AIM OF THE TASK -> Retype each line exactly. Skip images.

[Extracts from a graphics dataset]
========================

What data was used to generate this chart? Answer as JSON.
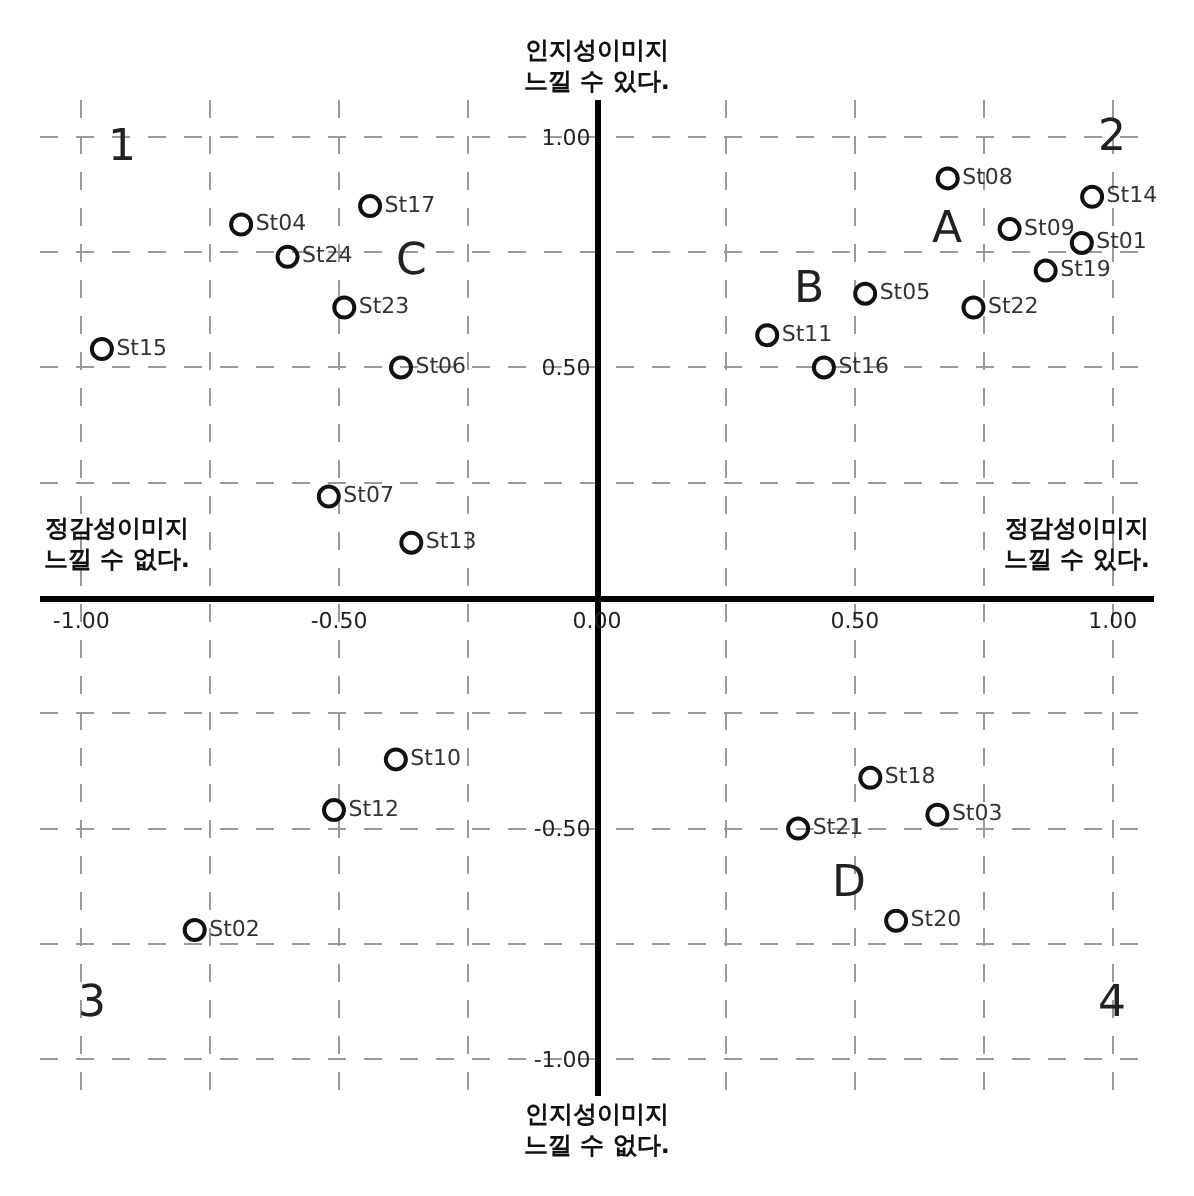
{
  "chart_data": {
    "type": "scatter",
    "xlabel": "정감성이미지\n느낄 수 있다.",
    "ylabel": "인지성이미지\n느낄 수 있다.",
    "annotations": [
      "정감성이미지\n느낄 수 없다.",
      "인지성이미지\n느낄 수 없다.",
      "A",
      "B",
      "C",
      "D",
      "1",
      "2",
      "3",
      "4"
    ],
    "x": [
      0.94,
      -0.78,
      0.66,
      -0.69,
      0.52,
      -0.38,
      -0.52,
      0.68,
      0.8,
      -0.39,
      0.33,
      -0.51,
      -0.36,
      0.96,
      -0.96,
      0.44,
      -0.44,
      0.53,
      0.87,
      0.58,
      0.39,
      0.73,
      -0.49,
      -0.6
    ],
    "series": [
      {
        "color": "#111111",
        "values": [
          0.77,
          -0.72,
          -0.47,
          0.81,
          0.66,
          0.5,
          0.22,
          0.91,
          0.8,
          -0.35,
          0.57,
          -0.46,
          0.12,
          0.87,
          0.54,
          0.5,
          0.85,
          -0.39,
          0.71,
          -0.7,
          -0.5,
          0.63,
          0.63,
          0.74
        ],
        "value_labels": [
          "St01",
          "St02",
          "St03",
          "St04",
          "St05",
          "St06",
          "St07",
          "St08",
          "St09",
          "St10",
          "St11",
          "St12",
          "St13",
          "St14",
          "St15",
          "St16",
          "St17",
          "St18",
          "St19",
          "St20",
          "St21",
          "St22",
          "St23",
          "St24"
        ]
      }
    ],
    "marker": "circle",
    "xlim": [
      -1.08,
      1.08
    ],
    "ylim": [
      -1.08,
      1.08
    ],
    "xticks": [
      {
        "value": -1.0,
        "label": "-1.00"
      },
      {
        "value": -0.75,
        "label": null
      },
      {
        "value": -0.5,
        "label": "-0.50"
      },
      {
        "value": -0.25,
        "label": null
      },
      {
        "value": 0.0,
        "label": "0.00"
      },
      {
        "value": 0.25,
        "label": null
      },
      {
        "value": 0.5,
        "label": "0.50"
      },
      {
        "value": 0.75,
        "label": null
      },
      {
        "value": 1.0,
        "label": "1.00"
      }
    ],
    "yticks": [
      {
        "value": -1.0,
        "label": "-1.00"
      },
      {
        "value": -0.75,
        "label": null
      },
      {
        "value": -0.5,
        "label": "-0.50"
      },
      {
        "value": -0.25,
        "label": null
      },
      {
        "value": 0.0,
        "label": null
      },
      {
        "value": 0.25,
        "label": null
      },
      {
        "value": 0.5,
        "label": "0.50"
      },
      {
        "value": 0.75,
        "label": null
      },
      {
        "value": 1.0,
        "label": "1.00"
      }
    ],
    "grid": true
  }
}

========================

SOLUTION FOR THIS TASK ->
What data was used to generate this chart? Answer as JSON.
{
  "chart_data": {
    "type": "scatter",
    "xlabel": "정감성이미지\n느낄 수 있다.",
    "ylabel": "인지성이미지\n느낄 수 있다.",
    "annotations": [
      "정감성이미지\n느낄 수 없다.",
      "인지성이미지\n느낄 수 없다.",
      "A",
      "B",
      "C",
      "D",
      "1",
      "2",
      "3",
      "4"
    ],
    "x": [
      0.94,
      -0.78,
      0.66,
      -0.69,
      0.52,
      -0.38,
      -0.52,
      0.68,
      0.8,
      -0.39,
      0.33,
      -0.51,
      -0.36,
      0.96,
      -0.96,
      0.44,
      -0.44,
      0.53,
      0.87,
      0.58,
      0.39,
      0.73,
      -0.49,
      -0.6
    ],
    "series": [
      {
        "color": "#111111",
        "values": [
          0.77,
          -0.72,
          -0.47,
          0.81,
          0.66,
          0.5,
          0.22,
          0.91,
          0.8,
          -0.35,
          0.57,
          -0.46,
          0.12,
          0.87,
          0.54,
          0.5,
          0.85,
          -0.39,
          0.71,
          -0.7,
          -0.5,
          0.63,
          0.63,
          0.74
        ],
        "value_labels": [
          "St01",
          "St02",
          "St03",
          "St04",
          "St05",
          "St06",
          "St07",
          "St08",
          "St09",
          "St10",
          "St11",
          "St12",
          "St13",
          "St14",
          "St15",
          "St16",
          "St17",
          "St18",
          "St19",
          "St20",
          "St21",
          "St22",
          "St23",
          "St24"
        ]
      }
    ],
    "marker": "circle",
    "xlim": [
      -1.08,
      1.08
    ],
    "ylim": [
      -1.08,
      1.08
    ],
    "xticks": [
      {
        "value": -1.0,
        "label": "-1.00"
      },
      {
        "value": -0.75,
        "label": null
      },
      {
        "value": -0.5,
        "label": "-0.50"
      },
      {
        "value": -0.25,
        "label": null
      },
      {
        "value": 0.0,
        "label": "0.00"
      },
      {
        "value": 0.25,
        "label": null
      },
      {
        "value": 0.5,
        "label": "0.50"
      },
      {
        "value": 0.75,
        "label": null
      },
      {
        "value": 1.0,
        "label": "1.00"
      }
    ],
    "yticks": [
      {
        "value": -1.0,
        "label": "-1.00"
      },
      {
        "value": -0.75,
        "label": null
      },
      {
        "value": -0.5,
        "label": "-0.50"
      },
      {
        "value": -0.25,
        "label": null
      },
      {
        "value": 0.0,
        "label": null
      },
      {
        "value": 0.25,
        "label": null
      },
      {
        "value": 0.5,
        "label": "0.50"
      },
      {
        "value": 0.75,
        "label": null
      },
      {
        "value": 1.0,
        "label": "1.00"
      }
    ],
    "grid": true
  }
}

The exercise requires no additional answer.